PROBLEM TO WORK ON
Transcribe every record that appears below, exactly and in full.

Collected data entries:
"""

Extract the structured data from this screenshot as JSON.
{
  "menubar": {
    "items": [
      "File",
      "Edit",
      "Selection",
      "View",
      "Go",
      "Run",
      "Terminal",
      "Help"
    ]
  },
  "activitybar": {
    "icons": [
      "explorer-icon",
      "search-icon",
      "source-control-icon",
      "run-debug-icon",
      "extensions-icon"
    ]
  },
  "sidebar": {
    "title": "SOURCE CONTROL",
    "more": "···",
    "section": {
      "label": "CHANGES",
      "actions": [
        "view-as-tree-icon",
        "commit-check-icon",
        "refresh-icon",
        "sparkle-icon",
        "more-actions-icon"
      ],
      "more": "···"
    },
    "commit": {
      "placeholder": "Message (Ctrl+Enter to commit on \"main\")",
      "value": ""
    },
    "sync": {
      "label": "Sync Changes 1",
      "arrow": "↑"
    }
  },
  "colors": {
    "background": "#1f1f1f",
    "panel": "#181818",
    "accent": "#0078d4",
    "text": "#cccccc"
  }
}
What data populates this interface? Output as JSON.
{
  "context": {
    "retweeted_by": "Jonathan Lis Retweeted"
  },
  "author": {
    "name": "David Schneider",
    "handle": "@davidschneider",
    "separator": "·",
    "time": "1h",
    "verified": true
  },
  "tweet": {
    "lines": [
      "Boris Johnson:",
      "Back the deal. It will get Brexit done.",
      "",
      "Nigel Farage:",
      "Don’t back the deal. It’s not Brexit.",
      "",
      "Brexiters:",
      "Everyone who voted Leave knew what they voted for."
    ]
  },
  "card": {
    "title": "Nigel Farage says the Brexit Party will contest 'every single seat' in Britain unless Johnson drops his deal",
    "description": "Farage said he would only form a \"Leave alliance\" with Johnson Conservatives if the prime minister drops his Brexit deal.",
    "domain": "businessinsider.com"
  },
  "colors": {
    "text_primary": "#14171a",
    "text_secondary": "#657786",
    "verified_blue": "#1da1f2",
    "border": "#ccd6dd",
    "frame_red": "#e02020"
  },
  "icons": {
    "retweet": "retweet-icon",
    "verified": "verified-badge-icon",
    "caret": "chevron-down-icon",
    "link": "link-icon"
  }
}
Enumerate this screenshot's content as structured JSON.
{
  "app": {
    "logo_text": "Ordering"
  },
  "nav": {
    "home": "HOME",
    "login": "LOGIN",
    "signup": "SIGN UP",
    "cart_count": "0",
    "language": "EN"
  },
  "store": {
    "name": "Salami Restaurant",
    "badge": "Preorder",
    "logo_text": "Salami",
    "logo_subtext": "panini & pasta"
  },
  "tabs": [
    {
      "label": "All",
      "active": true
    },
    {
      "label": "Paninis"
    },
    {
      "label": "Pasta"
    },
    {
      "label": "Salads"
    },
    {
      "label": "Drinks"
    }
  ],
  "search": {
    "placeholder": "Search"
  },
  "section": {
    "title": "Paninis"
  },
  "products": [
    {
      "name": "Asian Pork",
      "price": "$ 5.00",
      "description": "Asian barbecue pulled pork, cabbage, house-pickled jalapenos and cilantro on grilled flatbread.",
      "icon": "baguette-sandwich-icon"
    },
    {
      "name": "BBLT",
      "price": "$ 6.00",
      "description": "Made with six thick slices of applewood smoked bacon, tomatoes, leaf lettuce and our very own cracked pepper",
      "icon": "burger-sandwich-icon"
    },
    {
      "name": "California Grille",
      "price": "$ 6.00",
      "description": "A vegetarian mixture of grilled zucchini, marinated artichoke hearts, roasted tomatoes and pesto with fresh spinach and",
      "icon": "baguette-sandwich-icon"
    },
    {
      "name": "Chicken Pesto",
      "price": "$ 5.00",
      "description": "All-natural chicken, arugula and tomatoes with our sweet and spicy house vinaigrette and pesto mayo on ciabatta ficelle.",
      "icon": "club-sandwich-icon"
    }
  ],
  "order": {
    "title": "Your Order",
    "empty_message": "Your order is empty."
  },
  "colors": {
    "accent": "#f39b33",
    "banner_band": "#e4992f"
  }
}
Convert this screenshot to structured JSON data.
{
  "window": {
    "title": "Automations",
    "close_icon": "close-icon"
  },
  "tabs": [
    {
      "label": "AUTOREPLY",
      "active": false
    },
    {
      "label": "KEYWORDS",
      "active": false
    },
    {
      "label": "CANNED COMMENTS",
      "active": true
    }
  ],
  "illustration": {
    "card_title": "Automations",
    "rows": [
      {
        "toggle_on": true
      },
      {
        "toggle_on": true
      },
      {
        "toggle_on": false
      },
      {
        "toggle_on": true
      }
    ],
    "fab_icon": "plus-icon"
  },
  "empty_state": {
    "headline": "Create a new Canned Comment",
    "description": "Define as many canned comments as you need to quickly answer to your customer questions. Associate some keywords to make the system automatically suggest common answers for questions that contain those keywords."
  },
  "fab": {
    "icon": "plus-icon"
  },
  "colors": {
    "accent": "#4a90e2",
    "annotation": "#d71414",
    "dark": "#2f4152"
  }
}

"""

OUTPUT FOR THIS TASK
Extract the structured data from this screenshot as JSON.
{
  "menubar": {
    "items": [
      "File",
      "Edit",
      "Selection",
      "View",
      "Go",
      "Run",
      "Terminal",
      "Help"
    ]
  },
  "activitybar": {
    "icons": [
      "explorer-icon",
      "search-icon",
      "source-control-icon",
      "run-debug-icon",
      "extensions-icon"
    ]
  },
  "sidebar": {
    "title": "SOURCE CONTROL",
    "more": "···",
    "section": {
      "label": "CHANGES",
      "actions": [
        "view-as-tree-icon",
        "commit-check-icon",
        "refresh-icon",
        "sparkle-icon",
        "more-actions-icon"
      ],
      "more": "···"
    },
    "commit": {
      "placeholder": "Message (Ctrl+Enter to commit on \"main\")",
      "value": ""
    },
    "sync": {
      "label": "Sync Changes 1",
      "arrow": "↑"
    }
  },
  "colors": {
    "background": "#1f1f1f",
    "panel": "#181818",
    "accent": "#0078d4",
    "text": "#cccccc"
  }
}
What data populates this interface? Output as JSON.
{
  "context": {
    "retweeted_by": "Jonathan Lis Retweeted"
  },
  "author": {
    "name": "David Schneider",
    "handle": "@davidschneider",
    "separator": "·",
    "time": "1h",
    "verified": true
  },
  "tweet": {
    "lines": [
      "Boris Johnson:",
      "Back the deal. It will get Brexit done.",
      "",
      "Nigel Farage:",
      "Don’t back the deal. It’s not Brexit.",
      "",
      "Brexiters:",
      "Everyone who voted Leave knew what they voted for."
    ]
  },
  "card": {
    "title": "Nigel Farage says the Brexit Party will contest 'every single seat' in Britain unless Johnson drops his deal",
    "description": "Farage said he would only form a \"Leave alliance\" with Johnson Conservatives if the prime minister drops his Brexit deal.",
    "domain": "businessinsider.com"
  },
  "colors": {
    "text_primary": "#14171a",
    "text_secondary": "#657786",
    "verified_blue": "#1da1f2",
    "border": "#ccd6dd",
    "frame_red": "#e02020"
  },
  "icons": {
    "retweet": "retweet-icon",
    "verified": "verified-badge-icon",
    "caret": "chevron-down-icon",
    "link": "link-icon"
  }
}
Enumerate this screenshot's content as structured JSON.
{
  "app": {
    "logo_text": "Ordering"
  },
  "nav": {
    "home": "HOME",
    "login": "LOGIN",
    "signup": "SIGN UP",
    "cart_count": "0",
    "language": "EN"
  },
  "store": {
    "name": "Salami Restaurant",
    "badge": "Preorder",
    "logo_text": "Salami",
    "logo_subtext": "panini & pasta"
  },
  "tabs": [
    {
      "label": "All",
      "active": true
    },
    {
      "label": "Paninis"
    },
    {
      "label": "Pasta"
    },
    {
      "label": "Salads"
    },
    {
      "label": "Drinks"
    }
  ],
  "search": {
    "placeholder": "Search"
  },
  "section": {
    "title": "Paninis"
  },
  "products": [
    {
      "name": "Asian Pork",
      "price": "$ 5.00",
      "description": "Asian barbecue pulled pork, cabbage, house-pickled jalapenos and cilantro on grilled flatbread.",
      "icon": "baguette-sandwich-icon"
    },
    {
      "name": "BBLT",
      "price": "$ 6.00",
      "description": "Made with six thick slices of applewood smoked bacon, tomatoes, leaf lettuce and our very own cracked pepper",
      "icon": "burger-sandwich-icon"
    },
    {
      "name": "California Grille",
      "price": "$ 6.00",
      "description": "A vegetarian mixture of grilled zucchini, marinated artichoke hearts, roasted tomatoes and pesto with fresh spinach and",
      "icon": "baguette-sandwich-icon"
    },
    {
      "name": "Chicken Pesto",
      "price": "$ 5.00",
      "description": "All-natural chicken, arugula and tomatoes with our sweet and spicy house vinaigrette and pesto mayo on ciabatta ficelle.",
      "icon": "club-sandwich-icon"
    }
  ],
  "order": {
    "title": "Your Order",
    "empty_message": "Your order is empty."
  },
  "colors": {
    "accent": "#f39b33",
    "banner_band": "#e4992f"
  }
}
Convert this screenshot to structured JSON data.
{
  "window": {
    "title": "Automations",
    "close_icon": "close-icon"
  },
  "tabs": [
    {
      "label": "AUTOREPLY",
      "active": false
    },
    {
      "label": "KEYWORDS",
      "active": false
    },
    {
      "label": "CANNED COMMENTS",
      "active": true
    }
  ],
  "illustration": {
    "card_title": "Automations",
    "rows": [
      {
        "toggle_on": true
      },
      {
        "toggle_on": true
      },
      {
        "toggle_on": false
      },
      {
        "toggle_on": true
      }
    ],
    "fab_icon": "plus-icon"
  },
  "empty_state": {
    "headline": "Create a new Canned Comment",
    "description": "Define as many canned comments as you need to quickly answer to your customer questions. Associate some keywords to make the system automatically suggest common answers for questions that contain those keywords."
  },
  "fab": {
    "icon": "plus-icon"
  },
  "colors": {
    "accent": "#4a90e2",
    "annotation": "#d71414",
    "dark": "#2f4152"
  }
}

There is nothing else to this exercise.